[start]

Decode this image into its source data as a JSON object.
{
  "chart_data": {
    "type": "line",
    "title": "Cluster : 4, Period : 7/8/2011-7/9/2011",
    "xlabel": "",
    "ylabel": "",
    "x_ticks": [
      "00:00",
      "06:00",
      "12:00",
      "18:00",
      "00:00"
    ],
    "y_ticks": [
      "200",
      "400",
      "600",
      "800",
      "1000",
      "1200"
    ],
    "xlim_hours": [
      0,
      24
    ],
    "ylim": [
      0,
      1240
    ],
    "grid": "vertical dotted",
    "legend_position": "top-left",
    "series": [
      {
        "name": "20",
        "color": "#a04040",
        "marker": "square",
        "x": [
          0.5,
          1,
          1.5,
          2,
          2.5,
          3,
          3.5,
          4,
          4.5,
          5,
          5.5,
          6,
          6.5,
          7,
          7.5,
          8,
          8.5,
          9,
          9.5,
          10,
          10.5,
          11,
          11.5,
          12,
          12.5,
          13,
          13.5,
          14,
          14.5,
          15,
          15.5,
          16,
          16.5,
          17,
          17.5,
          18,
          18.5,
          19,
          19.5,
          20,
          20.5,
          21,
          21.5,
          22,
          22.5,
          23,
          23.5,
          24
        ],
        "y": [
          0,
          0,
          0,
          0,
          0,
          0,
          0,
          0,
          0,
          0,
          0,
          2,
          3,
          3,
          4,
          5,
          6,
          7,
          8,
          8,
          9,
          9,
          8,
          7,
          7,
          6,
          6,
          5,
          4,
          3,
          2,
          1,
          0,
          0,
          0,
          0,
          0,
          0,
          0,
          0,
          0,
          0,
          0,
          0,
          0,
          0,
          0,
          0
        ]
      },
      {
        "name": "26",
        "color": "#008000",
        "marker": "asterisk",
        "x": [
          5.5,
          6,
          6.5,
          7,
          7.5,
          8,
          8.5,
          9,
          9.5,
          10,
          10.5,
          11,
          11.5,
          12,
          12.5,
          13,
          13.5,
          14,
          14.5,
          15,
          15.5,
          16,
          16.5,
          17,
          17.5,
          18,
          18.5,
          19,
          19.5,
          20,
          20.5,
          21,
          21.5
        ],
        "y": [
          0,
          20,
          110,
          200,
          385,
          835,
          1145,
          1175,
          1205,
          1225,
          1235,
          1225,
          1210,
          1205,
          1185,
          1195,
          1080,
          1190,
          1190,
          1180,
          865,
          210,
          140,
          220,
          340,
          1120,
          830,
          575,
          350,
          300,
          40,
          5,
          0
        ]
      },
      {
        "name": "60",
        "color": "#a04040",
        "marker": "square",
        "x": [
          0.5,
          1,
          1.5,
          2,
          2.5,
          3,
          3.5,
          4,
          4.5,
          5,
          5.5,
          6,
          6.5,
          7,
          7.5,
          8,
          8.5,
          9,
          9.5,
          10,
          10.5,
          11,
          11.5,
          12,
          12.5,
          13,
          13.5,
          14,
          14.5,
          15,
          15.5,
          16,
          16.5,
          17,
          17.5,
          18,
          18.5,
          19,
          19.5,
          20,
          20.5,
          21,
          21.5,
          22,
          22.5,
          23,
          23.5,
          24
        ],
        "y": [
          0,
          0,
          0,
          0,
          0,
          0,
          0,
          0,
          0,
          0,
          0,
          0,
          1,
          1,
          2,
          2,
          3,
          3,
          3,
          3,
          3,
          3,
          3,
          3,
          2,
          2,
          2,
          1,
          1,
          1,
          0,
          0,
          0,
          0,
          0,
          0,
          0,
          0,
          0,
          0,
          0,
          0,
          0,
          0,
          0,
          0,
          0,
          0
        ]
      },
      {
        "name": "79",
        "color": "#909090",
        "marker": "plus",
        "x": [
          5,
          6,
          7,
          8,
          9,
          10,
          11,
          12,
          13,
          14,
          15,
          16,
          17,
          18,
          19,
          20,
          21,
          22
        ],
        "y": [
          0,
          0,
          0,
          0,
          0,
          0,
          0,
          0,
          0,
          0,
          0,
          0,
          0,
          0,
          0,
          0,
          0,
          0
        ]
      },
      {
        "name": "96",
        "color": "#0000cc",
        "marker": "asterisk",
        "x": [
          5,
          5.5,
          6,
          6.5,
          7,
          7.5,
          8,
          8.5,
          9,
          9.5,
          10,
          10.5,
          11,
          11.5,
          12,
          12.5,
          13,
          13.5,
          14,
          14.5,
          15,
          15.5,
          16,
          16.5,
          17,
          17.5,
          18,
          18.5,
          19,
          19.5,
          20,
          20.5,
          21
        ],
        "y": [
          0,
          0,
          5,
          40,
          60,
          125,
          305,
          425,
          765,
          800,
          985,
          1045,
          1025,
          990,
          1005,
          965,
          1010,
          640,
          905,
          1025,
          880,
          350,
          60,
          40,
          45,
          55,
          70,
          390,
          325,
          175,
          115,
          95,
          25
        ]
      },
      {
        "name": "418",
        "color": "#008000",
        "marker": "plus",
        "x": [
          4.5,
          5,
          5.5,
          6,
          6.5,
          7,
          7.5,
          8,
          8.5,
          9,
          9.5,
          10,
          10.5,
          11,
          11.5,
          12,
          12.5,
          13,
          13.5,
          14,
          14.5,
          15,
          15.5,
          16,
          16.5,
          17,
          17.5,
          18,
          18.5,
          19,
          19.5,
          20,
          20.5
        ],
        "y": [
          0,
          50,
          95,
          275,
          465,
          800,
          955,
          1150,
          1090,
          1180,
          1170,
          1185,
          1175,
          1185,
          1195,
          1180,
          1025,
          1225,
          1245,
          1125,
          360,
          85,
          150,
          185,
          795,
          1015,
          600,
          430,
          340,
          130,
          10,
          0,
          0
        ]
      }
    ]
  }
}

[end]

**PROBLEM REQUIREMENTS**
From the preceding material, extract every line exactly.

**ANSWER**
Decode this image into its source data as a JSON object.
{
  "chart_data": {
    "type": "line",
    "title": "Cluster : 4, Period : 7/8/2011-7/9/2011",
    "xlabel": "",
    "ylabel": "",
    "x_ticks": [
      "00:00",
      "06:00",
      "12:00",
      "18:00",
      "00:00"
    ],
    "y_ticks": [
      "200",
      "400",
      "600",
      "800",
      "1000",
      "1200"
    ],
    "xlim_hours": [
      0,
      24
    ],
    "ylim": [
      0,
      1240
    ],
    "grid": "vertical dotted",
    "legend_position": "top-left",
    "series": [
      {
        "name": "20",
        "color": "#a04040",
        "marker": "square",
        "x": [
          0.5,
          1,
          1.5,
          2,
          2.5,
          3,
          3.5,
          4,
          4.5,
          5,
          5.5,
          6,
          6.5,
          7,
          7.5,
          8,
          8.5,
          9,
          9.5,
          10,
          10.5,
          11,
          11.5,
          12,
          12.5,
          13,
          13.5,
          14,
          14.5,
          15,
          15.5,
          16,
          16.5,
          17,
          17.5,
          18,
          18.5,
          19,
          19.5,
          20,
          20.5,
          21,
          21.5,
          22,
          22.5,
          23,
          23.5,
          24
        ],
        "y": [
          0,
          0,
          0,
          0,
          0,
          0,
          0,
          0,
          0,
          0,
          0,
          2,
          3,
          3,
          4,
          5,
          6,
          7,
          8,
          8,
          9,
          9,
          8,
          7,
          7,
          6,
          6,
          5,
          4,
          3,
          2,
          1,
          0,
          0,
          0,
          0,
          0,
          0,
          0,
          0,
          0,
          0,
          0,
          0,
          0,
          0,
          0,
          0
        ]
      },
      {
        "name": "26",
        "color": "#008000",
        "marker": "asterisk",
        "x": [
          5.5,
          6,
          6.5,
          7,
          7.5,
          8,
          8.5,
          9,
          9.5,
          10,
          10.5,
          11,
          11.5,
          12,
          12.5,
          13,
          13.5,
          14,
          14.5,
          15,
          15.5,
          16,
          16.5,
          17,
          17.5,
          18,
          18.5,
          19,
          19.5,
          20,
          20.5,
          21,
          21.5
        ],
        "y": [
          0,
          20,
          110,
          200,
          385,
          835,
          1145,
          1175,
          1205,
          1225,
          1235,
          1225,
          1210,
          1205,
          1185,
          1195,
          1080,
          1190,
          1190,
          1180,
          865,
          210,
          140,
          220,
          340,
          1120,
          830,
          575,
          350,
          300,
          40,
          5,
          0
        ]
      },
      {
        "name": "60",
        "color": "#a04040",
        "marker": "square",
        "x": [
          0.5,
          1,
          1.5,
          2,
          2.5,
          3,
          3.5,
          4,
          4.5,
          5,
          5.5,
          6,
          6.5,
          7,
          7.5,
          8,
          8.5,
          9,
          9.5,
          10,
          10.5,
          11,
          11.5,
          12,
          12.5,
          13,
          13.5,
          14,
          14.5,
          15,
          15.5,
          16,
          16.5,
          17,
          17.5,
          18,
          18.5,
          19,
          19.5,
          20,
          20.5,
          21,
          21.5,
          22,
          22.5,
          23,
          23.5,
          24
        ],
        "y": [
          0,
          0,
          0,
          0,
          0,
          0,
          0,
          0,
          0,
          0,
          0,
          0,
          1,
          1,
          2,
          2,
          3,
          3,
          3,
          3,
          3,
          3,
          3,
          3,
          2,
          2,
          2,
          1,
          1,
          1,
          0,
          0,
          0,
          0,
          0,
          0,
          0,
          0,
          0,
          0,
          0,
          0,
          0,
          0,
          0,
          0,
          0,
          0
        ]
      },
      {
        "name": "79",
        "color": "#909090",
        "marker": "plus",
        "x": [
          5,
          6,
          7,
          8,
          9,
          10,
          11,
          12,
          13,
          14,
          15,
          16,
          17,
          18,
          19,
          20,
          21,
          22
        ],
        "y": [
          0,
          0,
          0,
          0,
          0,
          0,
          0,
          0,
          0,
          0,
          0,
          0,
          0,
          0,
          0,
          0,
          0,
          0
        ]
      },
      {
        "name": "96",
        "color": "#0000cc",
        "marker": "asterisk",
        "x": [
          5,
          5.5,
          6,
          6.5,
          7,
          7.5,
          8,
          8.5,
          9,
          9.5,
          10,
          10.5,
          11,
          11.5,
          12,
          12.5,
          13,
          13.5,
          14,
          14.5,
          15,
          15.5,
          16,
          16.5,
          17,
          17.5,
          18,
          18.5,
          19,
          19.5,
          20,
          20.5,
          21
        ],
        "y": [
          0,
          0,
          5,
          40,
          60,
          125,
          305,
          425,
          765,
          800,
          985,
          1045,
          1025,
          990,
          1005,
          965,
          1010,
          640,
          905,
          1025,
          880,
          350,
          60,
          40,
          45,
          55,
          70,
          390,
          325,
          175,
          115,
          95,
          25
        ]
      },
      {
        "name": "418",
        "color": "#008000",
        "marker": "plus",
        "x": [
          4.5,
          5,
          5.5,
          6,
          6.5,
          7,
          7.5,
          8,
          8.5,
          9,
          9.5,
          10,
          10.5,
          11,
          11.5,
          12,
          12.5,
          13,
          13.5,
          14,
          14.5,
          15,
          15.5,
          16,
          16.5,
          17,
          17.5,
          18,
          18.5,
          19,
          19.5,
          20,
          20.5
        ],
        "y": [
          0,
          50,
          95,
          275,
          465,
          800,
          955,
          1150,
          1090,
          1180,
          1170,
          1185,
          1175,
          1185,
          1195,
          1180,
          1025,
          1225,
          1245,
          1125,
          360,
          85,
          150,
          185,
          795,
          1015,
          600,
          430,
          340,
          130,
          10,
          0,
          0
        ]
      }
    ]
  }
}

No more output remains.